> Exercise brief
Convert the data below into a Markdown table with two columns, Row and Line. Number each nonblank line, omit blank lines, and leave the pictures out of the answer.

> Input rows

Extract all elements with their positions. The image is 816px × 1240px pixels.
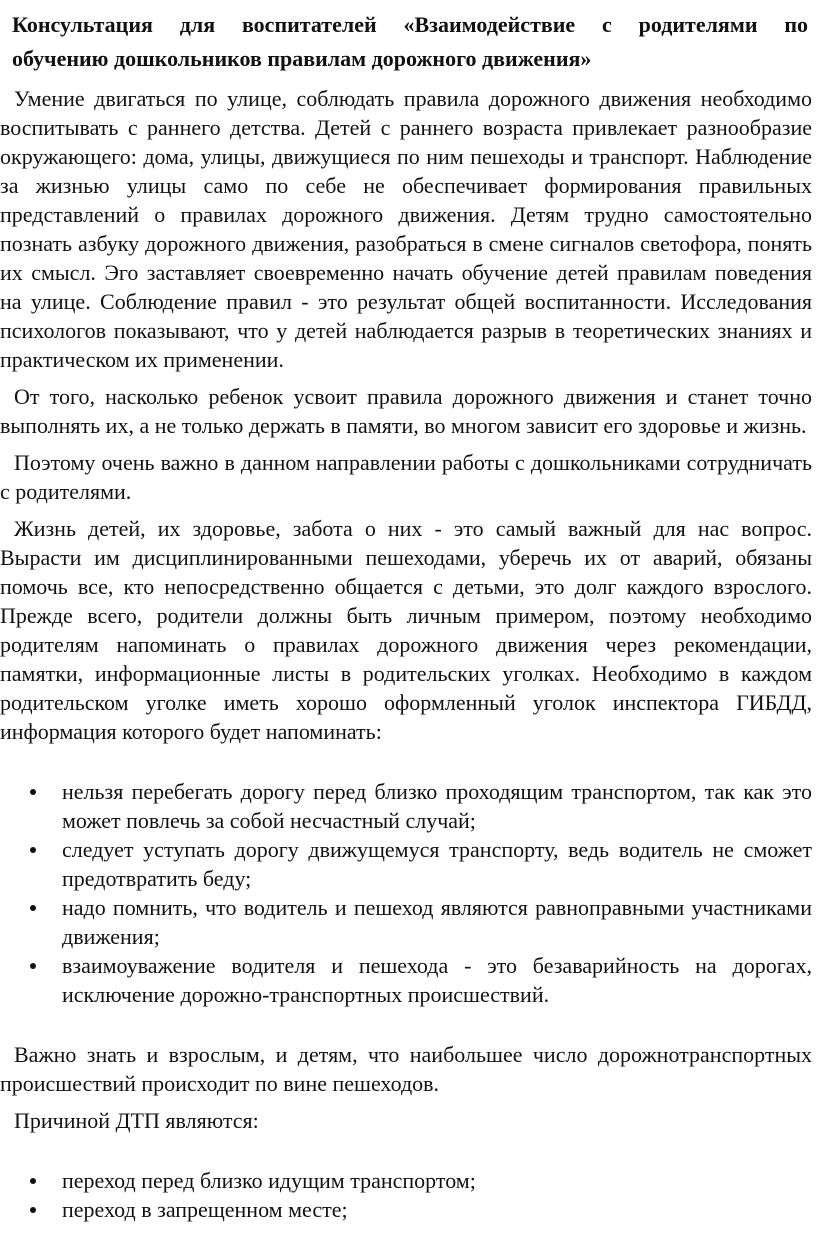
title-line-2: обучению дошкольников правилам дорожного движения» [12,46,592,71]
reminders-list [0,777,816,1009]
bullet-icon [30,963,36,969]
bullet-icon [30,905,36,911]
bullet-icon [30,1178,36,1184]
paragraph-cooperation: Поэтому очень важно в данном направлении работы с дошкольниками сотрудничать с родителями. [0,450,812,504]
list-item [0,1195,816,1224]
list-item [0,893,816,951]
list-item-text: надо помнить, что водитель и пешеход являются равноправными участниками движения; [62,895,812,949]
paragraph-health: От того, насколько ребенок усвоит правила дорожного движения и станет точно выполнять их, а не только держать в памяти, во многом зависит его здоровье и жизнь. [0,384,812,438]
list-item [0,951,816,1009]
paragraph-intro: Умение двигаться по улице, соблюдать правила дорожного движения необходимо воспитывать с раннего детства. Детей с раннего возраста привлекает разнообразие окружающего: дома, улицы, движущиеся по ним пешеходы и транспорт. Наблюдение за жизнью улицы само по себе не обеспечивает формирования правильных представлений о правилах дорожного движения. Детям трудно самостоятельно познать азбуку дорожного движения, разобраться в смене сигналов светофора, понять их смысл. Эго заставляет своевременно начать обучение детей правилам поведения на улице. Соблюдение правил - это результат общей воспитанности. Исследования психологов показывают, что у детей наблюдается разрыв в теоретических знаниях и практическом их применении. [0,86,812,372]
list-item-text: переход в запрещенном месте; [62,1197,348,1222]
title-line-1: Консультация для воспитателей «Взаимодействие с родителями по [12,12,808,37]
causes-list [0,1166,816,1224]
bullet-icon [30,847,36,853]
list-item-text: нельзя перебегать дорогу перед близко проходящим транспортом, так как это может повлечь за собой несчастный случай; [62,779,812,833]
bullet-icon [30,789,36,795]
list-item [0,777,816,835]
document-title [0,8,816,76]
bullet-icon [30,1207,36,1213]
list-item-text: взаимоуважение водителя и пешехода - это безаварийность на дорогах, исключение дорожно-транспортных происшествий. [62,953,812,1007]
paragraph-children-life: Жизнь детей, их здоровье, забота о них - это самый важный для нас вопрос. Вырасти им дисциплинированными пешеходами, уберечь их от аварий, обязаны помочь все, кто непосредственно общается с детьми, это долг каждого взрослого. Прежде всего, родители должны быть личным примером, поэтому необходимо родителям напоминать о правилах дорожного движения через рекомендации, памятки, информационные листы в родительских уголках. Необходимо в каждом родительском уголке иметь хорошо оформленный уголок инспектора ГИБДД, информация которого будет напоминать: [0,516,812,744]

> Full solution
| Row | Line |
|---|---|
| 1 | Extract all elements with their positions. The image is 816px × 1240px pixels. |
| 2 | title-line-2: обучению дошкольников правилам дорожного движения» [12,46,592,71] |
| 3 | reminders-list [0,777,816,1009] |
| 4 | bullet-icon [30,963,36,969] |
| 5 | bullet-icon [30,905,36,911] |
| 6 | bullet-icon [30,1178,36,1184] |
| 7 | paragraph-cooperation: Поэтому очень важно в данном направлении работы с дошкольниками сотрудничать с родителями. [0,450,812,504] |
| 8 | list-item [0,1195,816,1224] |
| 9 | list-item [0,893,816,951] |
| 10 | list-item-text: надо помнить, что водитель и пешеход являются равноправными участниками движения; [62,895,812,949] |
| 11 | paragraph-health: От того, насколько ребенок усвоит правила дорожного движения и станет точно выполнять их, а не только держать в памяти, во многом зависит его здоровье и жизнь. [0,384,812,438] |
| 12 | list-item [0,951,816,1009] |
| 13 | paragraph-intro: Умение двигаться по улице, соблюдать правила дорожного движения необходимо воспитывать с раннего детства. Детей с раннего возраста привлекает разнообразие окружающего: дома, улицы, движущиеся по ним пешеходы и транспорт. Наблюдение за жизнью улицы само по себе не обеспечивает формирования правильных представлений о правилах дорожного движения. Детям трудно самостоятельно познать азбуку дорожного движения, разобраться в смене сигналов светофора, понять их смысл. Эго заставляет своевременно начать обучение детей правилам поведения на улице. Соблюдение правил - это результат общей воспитанности. Исследования психологов показывают, что у детей наблюдается разрыв в теоретических знаниях и практическом их применении. [0,86,812,372] |
| 14 | list-item-text: переход в запрещенном месте; [62,1197,348,1222] |
| 15 | title-line-1: Консультация для воспитателей «Взаимодействие с родителями по [12,12,808,37] |
| 16 | causes-list [0,1166,816,1224] |
| 17 | bullet-icon [30,847,36,853] |
| 18 | list-item-text: нельзя перебегать дорогу перед близко проходящим транспортом, так как это может повлечь за собой несчастный случай; [62,779,812,833] |
| 19 | bullet-icon [30,789,36,795] |
| 20 | list-item [0,777,816,835] |
| 21 | document-title [0,8,816,76] |
| 22 | bullet-icon [30,1207,36,1213] |
| 23 | list-item-text: взаимоуважение водителя и пешехода - это безаварийность на дорогах, исключение дорожно-транспортных происшествий. [62,953,812,1007] |
| 24 | paragraph-children-life: Жизнь детей, их здоровье, забота о них - это самый важный для нас вопрос. Вырасти им дисциплинированными пешеходами, уберечь их от аварий, обязаны помочь все, кто непосредственно общается с детьми, это долг каждого взрослого. Прежде всего, родители должны быть личным примером, поэтому необходимо родителям напоминать о правилах дорожного движения через рекомендации, памятки, информационные листы в родительских уголках. Необходимо в каждом родительском уголке иметь хорошо оформленный уголок инспектора ГИБДД, информация которого будет напоминать: [0,516,812,744] |